═══ DATA EXCERPTS ═══

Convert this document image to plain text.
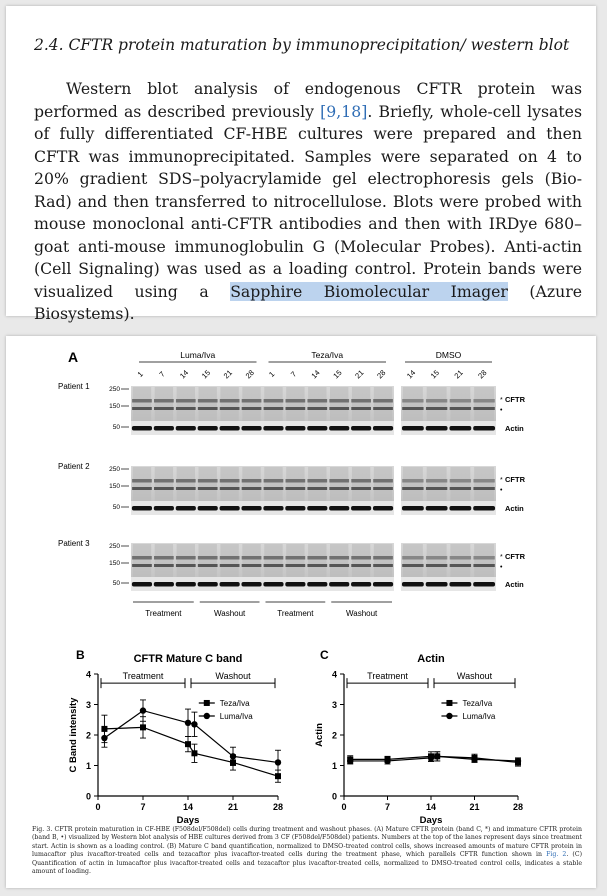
2.4. CFTR protein maturation by immunoprecipitation/ western blot
Western blot analysis of endogenous CFTR protein was performed as described previously [9,18]. Briefly, whole-cell lysates of fully differentiated CF-HBE cultures were prepared and then CFTR was immunoprecipitated. Samples were separated on 4 to 20% gradient SDS–polyacrylamide gel electrophoresis gels (Bio-Rad) and then transferred to nitrocellulose. Blots were probed with mouse monoclonal anti-CFTR antibodies and then with IRDye 680–goat anti-mouse immunoglobulin G (Molecular Probes). Anti-actin (Cell Signaling) was used as a loading control. Protein bands were visualized using a Sapphire Biomolecular Imager (Azure Biosystems).
A	Luma/Iva	Teza/Iva	DMSO
1 7 14 15 21 28 1 7 14 15 21 28 14 15 21 28
Patient 1	250
150
50
* CFTR
•
Actin
Patient 2	250
150
50
* CFTR
•
Actin
Patient 3	250
150
50
* CFTR
•
Actin
Treatment	Washout	Treatment	Washout
B	CFTR Mature C band
0
1
2
3
4
0	7	14	21	28
Days
C Band intensity
Treatment	Washout
Teza/Iva
Luma/Iva
C	Actin
0
1
2
3
4
0	7	14	21	28
Days
Actin
Treatment	Washout
Teza/Iva
Luma/Iva
Fig. 3. CFTR protein maturation in CF-HBE (F508del/F508del) cells during treatment and washout phases. (A) Mature CFTR protein (band C, *) and immature CFTR protein (band B, •) visualized by Western blot analysis of HBE cultures derived from 3 CF (F508del/F508del) patients. Numbers at the top of the lanes represent days since treatment start. Actin is shown as a loading control. (B) Mature C band quantification, normalized to DMSO-treated control cells, shows increased amounts of mature CFTR protein in lumacaftor plus ivacaftor-treated cells and tezacaftor plus ivacaftor-treated cells during the treatment phase, which parallels CFTR function shown in Fig. 2. (C) Quantification of actin in lumacaftor plus ivacaftor-treated cells and tezacaftor plus ivacaftor-treated cells, normalized to DMSO-treated control cells, indicates a stable amount of loading.
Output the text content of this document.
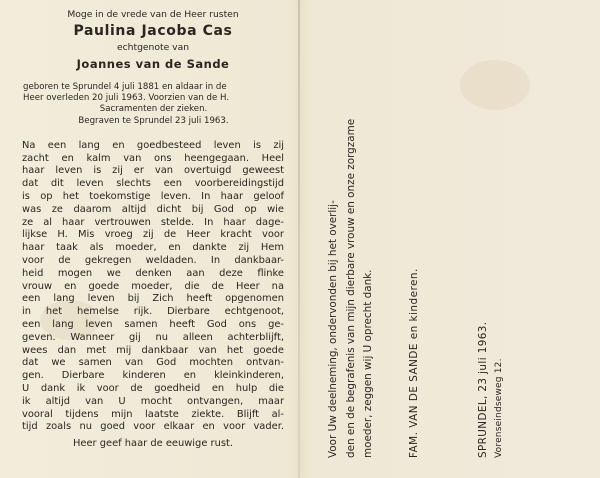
Moge in de vrede van de Heer rusten
Paulina Jacoba Cas
echtgenote van
Joannes van de Sande
geboren te Sprundel 4 juli 1881 en aldaar in de
Heer overleden 20 juli 1963. Voorzien van de H.
Sacramenten der zieken.
Begraven te Sprundel 23 juli 1963.
Na een lang en goedbesteed leven is zij
zacht en kalm van ons heengegaan. Heel
haar leven is zij er van overtuigd geweest
dat dit leven slechts een voorbereidingstijd
is op het toekomstige leven. In haar geloof
was ze daarom altijd dicht bij God op wie
ze al haar vertrouwen stelde. In haar dage-
lijkse H. Mis vroeg zij de Heer kracht voor
haar taak als moeder, en dankte zij Hem
voor de gekregen weldaden. In dankbaar-
heid mogen we denken aan deze flinke
vrouw en goede moeder, die de Heer na
een lang leven bij Zich heeft opgenomen
in het hemelse rijk. Dierbare echtgenoot,
een lang leven samen heeft God ons ge-
geven. Wanneer gij nu alleen achterblijft,
wees dan met mij dankbaar van het goede
dat we samen van God mochten ontvan-
gen. Dierbare kinderen en kleinkinderen,
U dank ik voor de goedheid en hulp die
ik altijd van U mocht ontvangen, maar
vooral tijdens mijn laatste ziekte. Blijft al-
tijd zoals nu goed voor elkaar en voor vader.
Heer geef haar de eeuwige rust.	Voor Uw deelneming, ondervonden bij het overlij- den en de begrafenis van mijn dierbare vrouw en onze zorgzame moeder, zeggen wij U oprecht dank.	FAM. VAN DE SANDE en kinderen.	SPRUNDEL, 23 juli 1963. Vorenseindseweg 12.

═══

### EXERCISE REQUIREMENTS
Output all of the entries once more, word for word, with the images removed.

### THE COMPLETED TASK
Convert this document image to plain text.
2.4. CFTR protein maturation by immunoprecipitation/ western blot
Western blot analysis of endogenous CFTR protein was performed as described previously [9,18]. Briefly, whole-cell lysates of fully differentiated CF-HBE cultures were prepared and then CFTR was immunoprecipitated. Samples were separated on 4 to 20% gradient SDS–polyacrylamide gel electrophoresis gels (Bio-Rad) and then transferred to nitrocellulose. Blots were probed with mouse monoclonal anti-CFTR antibodies and then with IRDye 680–goat anti-mouse immunoglobulin G (Molecular Probes). Anti-actin (Cell Signaling) was used as a loading control. Protein bands were visualized using a Sapphire Biomolecular Imager (Azure Biosystems).
A	Luma/Iva	Teza/Iva	DMSO
1 7 14 15 21 28 1 7 14 15 21 28 14 15 21 28
Patient 1	250
150
50
* CFTR
•
Actin
Patient 2	250
150
50
* CFTR
•
Actin
Patient 3	250
150
50
* CFTR
•
Actin
Treatment	Washout	Treatment	Washout
B	CFTR Mature C band
0
1
2
3
4
0	7	14	21	28
Days
C Band intensity
Treatment	Washout
Teza/Iva
Luma/Iva
C	Actin
0
1
2
3
4
0	7	14	21	28
Days
Actin
Treatment	Washout
Teza/Iva
Luma/Iva
Fig. 3. CFTR protein maturation in CF-HBE (F508del/F508del) cells during treatment and washout phases. (A) Mature CFTR protein (band C, *) and immature CFTR protein (band B, •) visualized by Western blot analysis of HBE cultures derived from 3 CF (F508del/F508del) patients. Numbers at the top of the lanes represent days since treatment start. Actin is shown as a loading control. (B) Mature C band quantification, normalized to DMSO-treated control cells, shows increased amounts of mature CFTR protein in lumacaftor plus ivacaftor-treated cells and tezacaftor plus ivacaftor-treated cells during the treatment phase, which parallels CFTR function shown in Fig. 2. (C) Quantification of actin in lumacaftor plus ivacaftor-treated cells and tezacaftor plus ivacaftor-treated cells, normalized to DMSO-treated control cells, indicates a stable amount of loading.
Output the text content of this document.
Moge in de vrede van de Heer rusten
Paulina Jacoba Cas
echtgenote van
Joannes van de Sande
geboren te Sprundel 4 juli 1881 en aldaar in de
Heer overleden 20 juli 1963. Voorzien van de H.
Sacramenten der zieken.
Begraven te Sprundel 23 juli 1963.
Na een lang en goedbesteed leven is zij
zacht en kalm van ons heengegaan. Heel
haar leven is zij er van overtuigd geweest
dat dit leven slechts een voorbereidingstijd
is op het toekomstige leven. In haar geloof
was ze daarom altijd dicht bij God op wie
ze al haar vertrouwen stelde. In haar dage-
lijkse H. Mis vroeg zij de Heer kracht voor
haar taak als moeder, en dankte zij Hem
voor de gekregen weldaden. In dankbaar-
heid mogen we denken aan deze flinke
vrouw en goede moeder, die de Heer na
een lang leven bij Zich heeft opgenomen
in het hemelse rijk. Dierbare echtgenoot,
een lang leven samen heeft God ons ge-
geven. Wanneer gij nu alleen achterblijft,
wees dan met mij dankbaar van het goede
dat we samen van God mochten ontvan-
gen. Dierbare kinderen en kleinkinderen,
U dank ik voor de goedheid en hulp die
ik altijd van U mocht ontvangen, maar
vooral tijdens mijn laatste ziekte. Blijft al-
tijd zoals nu goed voor elkaar en voor vader.
Heer geef haar de eeuwige rust.	Voor Uw deelneming, ondervonden bij het overlij- den en de begrafenis van mijn dierbare vrouw en onze zorgzame moeder, zeggen wij U oprecht dank.	FAM. VAN DE SANDE en kinderen.	SPRUNDEL, 23 juli 1963. Vorenseindseweg 12.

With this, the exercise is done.